== Records to use ==

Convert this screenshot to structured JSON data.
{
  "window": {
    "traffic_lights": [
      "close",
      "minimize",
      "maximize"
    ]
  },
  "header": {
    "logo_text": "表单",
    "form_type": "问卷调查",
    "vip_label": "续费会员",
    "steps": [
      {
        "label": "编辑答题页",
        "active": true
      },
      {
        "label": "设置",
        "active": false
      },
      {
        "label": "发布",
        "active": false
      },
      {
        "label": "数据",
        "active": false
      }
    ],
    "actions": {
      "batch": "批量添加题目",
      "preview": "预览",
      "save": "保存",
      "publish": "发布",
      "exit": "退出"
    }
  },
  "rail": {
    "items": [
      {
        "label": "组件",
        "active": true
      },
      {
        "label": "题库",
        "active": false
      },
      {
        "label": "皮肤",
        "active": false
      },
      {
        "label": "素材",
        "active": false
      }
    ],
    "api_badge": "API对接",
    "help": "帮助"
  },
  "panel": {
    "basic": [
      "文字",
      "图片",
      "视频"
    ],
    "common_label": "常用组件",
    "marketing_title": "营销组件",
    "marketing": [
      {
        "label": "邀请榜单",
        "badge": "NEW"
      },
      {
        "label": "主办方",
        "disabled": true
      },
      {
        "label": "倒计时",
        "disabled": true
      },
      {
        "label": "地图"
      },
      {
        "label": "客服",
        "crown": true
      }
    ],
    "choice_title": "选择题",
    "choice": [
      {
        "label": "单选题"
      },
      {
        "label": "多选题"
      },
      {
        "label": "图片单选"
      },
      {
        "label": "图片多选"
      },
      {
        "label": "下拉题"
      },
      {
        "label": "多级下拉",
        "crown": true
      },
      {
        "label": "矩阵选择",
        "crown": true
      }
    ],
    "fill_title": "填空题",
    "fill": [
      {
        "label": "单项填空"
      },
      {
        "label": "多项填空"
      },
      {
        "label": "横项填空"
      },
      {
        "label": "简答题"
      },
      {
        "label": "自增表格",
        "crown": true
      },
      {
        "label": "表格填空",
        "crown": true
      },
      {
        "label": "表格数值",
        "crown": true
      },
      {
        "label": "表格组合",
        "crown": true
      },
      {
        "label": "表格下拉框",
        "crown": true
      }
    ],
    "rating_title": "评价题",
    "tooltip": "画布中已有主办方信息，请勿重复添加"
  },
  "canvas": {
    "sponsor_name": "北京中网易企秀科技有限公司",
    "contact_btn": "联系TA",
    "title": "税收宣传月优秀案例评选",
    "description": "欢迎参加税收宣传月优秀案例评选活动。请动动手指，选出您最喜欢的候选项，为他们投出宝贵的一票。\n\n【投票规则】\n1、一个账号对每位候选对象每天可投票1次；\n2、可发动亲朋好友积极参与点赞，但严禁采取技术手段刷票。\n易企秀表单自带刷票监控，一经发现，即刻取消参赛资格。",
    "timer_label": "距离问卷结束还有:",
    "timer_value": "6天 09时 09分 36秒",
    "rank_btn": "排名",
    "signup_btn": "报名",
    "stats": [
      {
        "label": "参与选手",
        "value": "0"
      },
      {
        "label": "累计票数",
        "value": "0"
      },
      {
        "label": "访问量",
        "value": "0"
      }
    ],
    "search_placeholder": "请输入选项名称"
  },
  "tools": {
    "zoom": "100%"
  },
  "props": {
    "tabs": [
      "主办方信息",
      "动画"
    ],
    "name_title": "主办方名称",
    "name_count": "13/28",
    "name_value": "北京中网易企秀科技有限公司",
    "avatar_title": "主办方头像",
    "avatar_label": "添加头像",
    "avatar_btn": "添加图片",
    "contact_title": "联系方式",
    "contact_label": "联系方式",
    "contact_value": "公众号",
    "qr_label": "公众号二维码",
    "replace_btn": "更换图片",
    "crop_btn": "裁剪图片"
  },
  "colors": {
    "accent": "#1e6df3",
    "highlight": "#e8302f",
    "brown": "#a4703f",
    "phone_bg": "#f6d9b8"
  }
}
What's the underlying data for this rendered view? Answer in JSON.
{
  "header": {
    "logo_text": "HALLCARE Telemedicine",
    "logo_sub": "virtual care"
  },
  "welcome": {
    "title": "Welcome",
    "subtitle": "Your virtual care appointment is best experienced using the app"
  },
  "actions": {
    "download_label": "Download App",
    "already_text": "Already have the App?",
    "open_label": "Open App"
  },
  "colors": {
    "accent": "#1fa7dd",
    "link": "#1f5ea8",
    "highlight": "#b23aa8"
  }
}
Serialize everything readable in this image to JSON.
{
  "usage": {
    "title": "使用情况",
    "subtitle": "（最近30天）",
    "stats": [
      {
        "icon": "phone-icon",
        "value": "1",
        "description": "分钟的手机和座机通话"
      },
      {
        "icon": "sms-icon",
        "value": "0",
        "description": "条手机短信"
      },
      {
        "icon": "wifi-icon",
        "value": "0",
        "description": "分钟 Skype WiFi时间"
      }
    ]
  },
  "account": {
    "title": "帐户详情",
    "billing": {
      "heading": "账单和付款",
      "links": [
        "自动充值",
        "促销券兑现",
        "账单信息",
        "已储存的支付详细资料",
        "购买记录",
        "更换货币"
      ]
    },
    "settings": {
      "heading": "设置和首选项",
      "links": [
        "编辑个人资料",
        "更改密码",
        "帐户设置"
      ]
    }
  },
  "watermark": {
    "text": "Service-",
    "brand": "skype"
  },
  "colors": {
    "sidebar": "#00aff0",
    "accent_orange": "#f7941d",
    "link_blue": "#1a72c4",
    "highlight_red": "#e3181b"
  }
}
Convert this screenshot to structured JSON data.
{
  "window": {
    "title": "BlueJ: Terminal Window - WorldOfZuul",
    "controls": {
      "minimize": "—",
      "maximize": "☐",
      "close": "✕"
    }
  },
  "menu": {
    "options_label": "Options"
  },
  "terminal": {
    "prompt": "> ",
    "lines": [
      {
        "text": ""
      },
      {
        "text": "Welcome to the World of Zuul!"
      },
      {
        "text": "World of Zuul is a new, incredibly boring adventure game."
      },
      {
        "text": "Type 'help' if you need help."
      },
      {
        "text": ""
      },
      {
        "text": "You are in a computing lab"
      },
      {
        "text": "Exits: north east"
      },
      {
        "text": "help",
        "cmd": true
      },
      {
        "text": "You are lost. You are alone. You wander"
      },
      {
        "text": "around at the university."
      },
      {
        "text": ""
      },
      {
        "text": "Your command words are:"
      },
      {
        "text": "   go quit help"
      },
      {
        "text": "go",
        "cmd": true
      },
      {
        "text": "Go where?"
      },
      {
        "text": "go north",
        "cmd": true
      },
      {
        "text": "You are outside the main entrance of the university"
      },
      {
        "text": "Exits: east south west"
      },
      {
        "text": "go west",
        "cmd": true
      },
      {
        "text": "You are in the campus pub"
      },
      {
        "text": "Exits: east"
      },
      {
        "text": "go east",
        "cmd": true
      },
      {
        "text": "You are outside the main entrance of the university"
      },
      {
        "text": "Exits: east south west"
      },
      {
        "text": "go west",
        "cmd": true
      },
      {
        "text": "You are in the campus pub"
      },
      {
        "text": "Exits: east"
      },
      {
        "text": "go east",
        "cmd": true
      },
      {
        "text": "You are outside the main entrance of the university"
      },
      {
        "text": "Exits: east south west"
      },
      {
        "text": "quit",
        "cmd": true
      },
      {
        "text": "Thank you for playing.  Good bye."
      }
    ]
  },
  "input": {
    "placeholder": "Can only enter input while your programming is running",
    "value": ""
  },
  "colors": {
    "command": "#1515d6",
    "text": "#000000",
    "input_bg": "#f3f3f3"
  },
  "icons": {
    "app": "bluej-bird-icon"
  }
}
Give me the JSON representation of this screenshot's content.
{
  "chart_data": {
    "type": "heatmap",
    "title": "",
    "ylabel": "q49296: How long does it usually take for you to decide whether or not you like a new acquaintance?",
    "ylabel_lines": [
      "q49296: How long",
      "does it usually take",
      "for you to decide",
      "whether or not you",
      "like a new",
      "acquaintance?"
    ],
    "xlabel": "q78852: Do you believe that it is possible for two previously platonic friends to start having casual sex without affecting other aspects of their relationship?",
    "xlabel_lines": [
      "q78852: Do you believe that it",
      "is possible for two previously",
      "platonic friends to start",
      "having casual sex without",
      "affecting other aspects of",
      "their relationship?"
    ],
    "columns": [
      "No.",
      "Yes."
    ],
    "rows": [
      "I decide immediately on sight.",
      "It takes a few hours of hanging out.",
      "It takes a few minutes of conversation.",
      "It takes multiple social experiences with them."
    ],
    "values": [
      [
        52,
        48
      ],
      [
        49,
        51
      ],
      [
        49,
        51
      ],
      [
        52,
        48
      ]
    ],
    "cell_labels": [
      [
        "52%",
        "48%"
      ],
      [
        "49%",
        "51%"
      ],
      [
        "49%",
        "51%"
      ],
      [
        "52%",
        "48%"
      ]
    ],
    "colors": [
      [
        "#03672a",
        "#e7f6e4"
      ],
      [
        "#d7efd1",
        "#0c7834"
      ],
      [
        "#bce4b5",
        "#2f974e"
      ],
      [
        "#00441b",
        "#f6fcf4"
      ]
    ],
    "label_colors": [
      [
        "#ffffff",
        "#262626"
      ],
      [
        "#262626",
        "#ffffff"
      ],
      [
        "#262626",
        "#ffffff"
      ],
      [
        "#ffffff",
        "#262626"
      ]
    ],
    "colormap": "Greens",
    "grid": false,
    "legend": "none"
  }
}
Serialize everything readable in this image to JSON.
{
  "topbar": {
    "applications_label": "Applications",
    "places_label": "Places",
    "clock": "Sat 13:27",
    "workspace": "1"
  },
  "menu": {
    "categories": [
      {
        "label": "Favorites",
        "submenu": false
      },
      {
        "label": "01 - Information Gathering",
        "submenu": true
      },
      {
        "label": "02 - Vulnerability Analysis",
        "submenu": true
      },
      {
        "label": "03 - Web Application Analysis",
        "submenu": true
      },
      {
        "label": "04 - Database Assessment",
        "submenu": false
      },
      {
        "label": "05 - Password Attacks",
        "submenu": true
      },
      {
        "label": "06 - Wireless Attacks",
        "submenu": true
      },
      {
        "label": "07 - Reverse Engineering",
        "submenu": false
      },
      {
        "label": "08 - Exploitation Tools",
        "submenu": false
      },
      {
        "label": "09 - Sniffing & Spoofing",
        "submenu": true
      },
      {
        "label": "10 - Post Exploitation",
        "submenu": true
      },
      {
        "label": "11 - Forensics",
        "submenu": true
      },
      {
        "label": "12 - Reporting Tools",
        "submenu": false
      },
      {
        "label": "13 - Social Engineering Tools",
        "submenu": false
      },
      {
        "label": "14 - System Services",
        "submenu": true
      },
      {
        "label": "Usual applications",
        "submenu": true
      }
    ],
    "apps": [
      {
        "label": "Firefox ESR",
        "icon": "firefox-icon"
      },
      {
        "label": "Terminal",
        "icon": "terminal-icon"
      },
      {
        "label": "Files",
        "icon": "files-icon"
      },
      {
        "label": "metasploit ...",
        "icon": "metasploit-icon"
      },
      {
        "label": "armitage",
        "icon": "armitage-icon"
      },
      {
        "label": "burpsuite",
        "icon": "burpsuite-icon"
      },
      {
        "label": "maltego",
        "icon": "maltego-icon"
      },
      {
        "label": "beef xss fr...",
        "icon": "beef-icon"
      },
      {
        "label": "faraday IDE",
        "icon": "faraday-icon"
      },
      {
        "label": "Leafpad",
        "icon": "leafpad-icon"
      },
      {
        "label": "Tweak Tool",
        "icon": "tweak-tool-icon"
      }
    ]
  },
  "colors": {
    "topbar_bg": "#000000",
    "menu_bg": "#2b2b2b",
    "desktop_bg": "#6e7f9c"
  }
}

== Work instructions ==
Search the entries for the word "faraday" and pick out every line that holds it.

== Reply to the task ==
        "label": "faraday IDE",
        "icon": "faraday-icon"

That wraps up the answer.